## Start
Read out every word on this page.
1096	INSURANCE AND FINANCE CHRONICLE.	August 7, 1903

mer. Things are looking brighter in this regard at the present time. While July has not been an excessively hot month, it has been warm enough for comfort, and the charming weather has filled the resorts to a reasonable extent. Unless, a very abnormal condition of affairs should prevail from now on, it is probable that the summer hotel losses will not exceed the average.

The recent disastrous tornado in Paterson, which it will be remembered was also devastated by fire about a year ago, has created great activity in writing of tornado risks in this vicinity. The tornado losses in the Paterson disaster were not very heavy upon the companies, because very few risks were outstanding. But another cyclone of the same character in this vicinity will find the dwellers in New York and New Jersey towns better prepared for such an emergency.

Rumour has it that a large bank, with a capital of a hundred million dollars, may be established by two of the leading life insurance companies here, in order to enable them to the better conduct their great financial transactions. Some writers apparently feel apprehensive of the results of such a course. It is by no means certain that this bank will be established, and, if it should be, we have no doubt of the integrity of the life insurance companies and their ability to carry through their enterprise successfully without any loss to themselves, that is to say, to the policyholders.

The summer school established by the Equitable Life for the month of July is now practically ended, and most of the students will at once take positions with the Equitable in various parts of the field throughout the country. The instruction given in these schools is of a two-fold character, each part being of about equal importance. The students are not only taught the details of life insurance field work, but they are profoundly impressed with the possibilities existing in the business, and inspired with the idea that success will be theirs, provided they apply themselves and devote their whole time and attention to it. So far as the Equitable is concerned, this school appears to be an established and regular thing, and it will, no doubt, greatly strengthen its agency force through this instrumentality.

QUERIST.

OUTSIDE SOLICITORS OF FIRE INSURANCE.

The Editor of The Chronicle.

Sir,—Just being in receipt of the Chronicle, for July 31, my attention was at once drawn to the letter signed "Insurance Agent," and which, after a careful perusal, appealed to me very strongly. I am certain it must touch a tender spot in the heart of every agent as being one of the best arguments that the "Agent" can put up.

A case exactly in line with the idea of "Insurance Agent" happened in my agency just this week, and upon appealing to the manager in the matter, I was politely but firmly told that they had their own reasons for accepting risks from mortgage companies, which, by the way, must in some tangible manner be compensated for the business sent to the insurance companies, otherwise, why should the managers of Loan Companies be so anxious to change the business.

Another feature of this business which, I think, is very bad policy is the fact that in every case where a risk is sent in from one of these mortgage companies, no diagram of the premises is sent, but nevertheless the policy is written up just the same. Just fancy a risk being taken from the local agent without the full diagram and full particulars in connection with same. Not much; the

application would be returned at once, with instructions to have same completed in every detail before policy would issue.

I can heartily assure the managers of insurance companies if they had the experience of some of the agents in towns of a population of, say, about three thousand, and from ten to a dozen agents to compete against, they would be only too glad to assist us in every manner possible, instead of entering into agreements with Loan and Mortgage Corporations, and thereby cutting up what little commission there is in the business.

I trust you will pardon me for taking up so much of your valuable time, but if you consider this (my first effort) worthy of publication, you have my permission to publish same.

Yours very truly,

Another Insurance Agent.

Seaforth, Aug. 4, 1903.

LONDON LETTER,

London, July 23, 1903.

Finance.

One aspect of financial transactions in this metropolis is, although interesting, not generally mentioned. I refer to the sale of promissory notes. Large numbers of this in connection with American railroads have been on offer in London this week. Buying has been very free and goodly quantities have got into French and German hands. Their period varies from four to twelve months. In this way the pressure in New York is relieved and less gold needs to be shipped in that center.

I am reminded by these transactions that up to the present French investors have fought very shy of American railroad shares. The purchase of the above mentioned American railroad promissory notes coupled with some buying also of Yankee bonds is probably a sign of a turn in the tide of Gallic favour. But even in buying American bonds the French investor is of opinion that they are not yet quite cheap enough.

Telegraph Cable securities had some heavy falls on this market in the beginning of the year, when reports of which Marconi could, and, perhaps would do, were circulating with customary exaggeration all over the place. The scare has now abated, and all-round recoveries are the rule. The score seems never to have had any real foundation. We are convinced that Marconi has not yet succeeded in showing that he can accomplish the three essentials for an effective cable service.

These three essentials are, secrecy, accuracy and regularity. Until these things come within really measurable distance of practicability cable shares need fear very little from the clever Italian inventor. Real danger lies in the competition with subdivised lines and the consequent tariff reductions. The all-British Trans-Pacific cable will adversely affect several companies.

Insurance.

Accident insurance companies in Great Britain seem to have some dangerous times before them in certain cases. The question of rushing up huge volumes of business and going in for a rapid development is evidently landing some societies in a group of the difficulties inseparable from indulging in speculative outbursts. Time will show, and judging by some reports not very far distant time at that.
## End
What is expected:
Output the full listing exactly as it stands.

Solution to the problem:
Read out every word on this page.
1096	INSURANCE AND FINANCE CHRONICLE.	August 7, 1903

mer. Things are looking brighter in this regard at the present time. While July has not been an excessively hot month, it has been warm enough for comfort, and the charming weather has filled the resorts to a reasonable extent. Unless, a very abnormal condition of affairs should prevail from now on, it is probable that the summer hotel losses will not exceed the average.

The recent disastrous tornado in Paterson, which it will be remembered was also devastated by fire about a year ago, has created great activity in writing of tornado risks in this vicinity. The tornado losses in the Paterson disaster were not very heavy upon the companies, because very few risks were outstanding. But another cyclone of the same character in this vicinity will find the dwellers in New York and New Jersey towns better prepared for such an emergency.

Rumour has it that a large bank, with a capital of a hundred million dollars, may be established by two of the leading life insurance companies here, in order to enable them to the better conduct their great financial transactions. Some writers apparently feel apprehensive of the results of such a course. It is by no means certain that this bank will be established, and, if it should be, we have no doubt of the integrity of the life insurance companies and their ability to carry through their enterprise successfully without any loss to themselves, that is to say, to the policyholders.

The summer school established by the Equitable Life for the month of July is now practically ended, and most of the students will at once take positions with the Equitable in various parts of the field throughout the country. The instruction given in these schools is of a two-fold character, each part being of about equal importance. The students are not only taught the details of life insurance field work, but they are profoundly impressed with the possibilities existing in the business, and inspired with the idea that success will be theirs, provided they apply themselves and devote their whole time and attention to it. So far as the Equitable is concerned, this school appears to be an established and regular thing, and it will, no doubt, greatly strengthen its agency force through this instrumentality.

QUERIST.

OUTSIDE SOLICITORS OF FIRE INSURANCE.

The Editor of The Chronicle.

Sir,—Just being in receipt of the Chronicle, for July 31, my attention was at once drawn to the letter signed "Insurance Agent," and which, after a careful perusal, appealed to me very strongly. I am certain it must touch a tender spot in the heart of every agent as being one of the best arguments that the "Agent" can put up.

A case exactly in line with the idea of "Insurance Agent" happened in my agency just this week, and upon appealing to the manager in the matter, I was politely but firmly told that they had their own reasons for accepting risks from mortgage companies, which, by the way, must in some tangible manner be compensated for the business sent to the insurance companies, otherwise, why should the managers of Loan Companies be so anxious to change the business.

Another feature of this business which, I think, is very bad policy is the fact that in every case where a risk is sent in from one of these mortgage companies, no diagram of the premises is sent, but nevertheless the policy is written up just the same. Just fancy a risk being taken from the local agent without the full diagram and full particulars in connection with same. Not much; the

application would be returned at once, with instructions to have same completed in every detail before policy would issue.

I can heartily assure the managers of insurance companies if they had the experience of some of the agents in towns of a population of, say, about three thousand, and from ten to a dozen agents to compete against, they would be only too glad to assist us in every manner possible, instead of entering into agreements with Loan and Mortgage Corporations, and thereby cutting up what little commission there is in the business.

I trust you will pardon me for taking up so much of your valuable time, but if you consider this (my first effort) worthy of publication, you have my permission to publish same.

Yours very truly,

Another Insurance Agent.

Seaforth, Aug. 4, 1903.

LONDON LETTER,

London, July 23, 1903.

Finance.

One aspect of financial transactions in this metropolis is, although interesting, not generally mentioned. I refer to the sale of promissory notes. Large numbers of this in connection with American railroads have been on offer in London this week. Buying has been very free and goodly quantities have got into French and German hands. Their period varies from four to twelve months. In this way the pressure in New York is relieved and less gold needs to be shipped in that center.

I am reminded by these transactions that up to the present French investors have fought very shy of American railroad shares. The purchase of the above mentioned American railroad promissory notes coupled with some buying also of Yankee bonds is probably a sign of a turn in the tide of Gallic favour. But even in buying American bonds the French investor is of opinion that they are not yet quite cheap enough.

Telegraph Cable securities had some heavy falls on this market in the beginning of the year, when reports of which Marconi could, and, perhaps would do, were circulating with customary exaggeration all over the place. The scare has now abated, and all-round recoveries are the rule. The score seems never to have had any real foundation. We are convinced that Marconi has not yet succeeded in showing that he can accomplish the three essentials for an effective cable service.

These three essentials are, secrecy, accuracy and regularity. Until these things come within really measurable distance of practicability cable shares need fear very little from the clever Italian inventor. Real danger lies in the competition with subdivised lines and the consequent tariff reductions. The all-British Trans-Pacific cable will adversely affect several companies.

Insurance.

Accident insurance companies in Great Britain seem to have some dangerous times before them in certain cases. The question of rushing up huge volumes of business and going in for a rapid development is evidently landing some societies in a group of the difficulties inseparable from indulging in speculative outbursts. Time will show, and judging by some reports not very far distant time at that.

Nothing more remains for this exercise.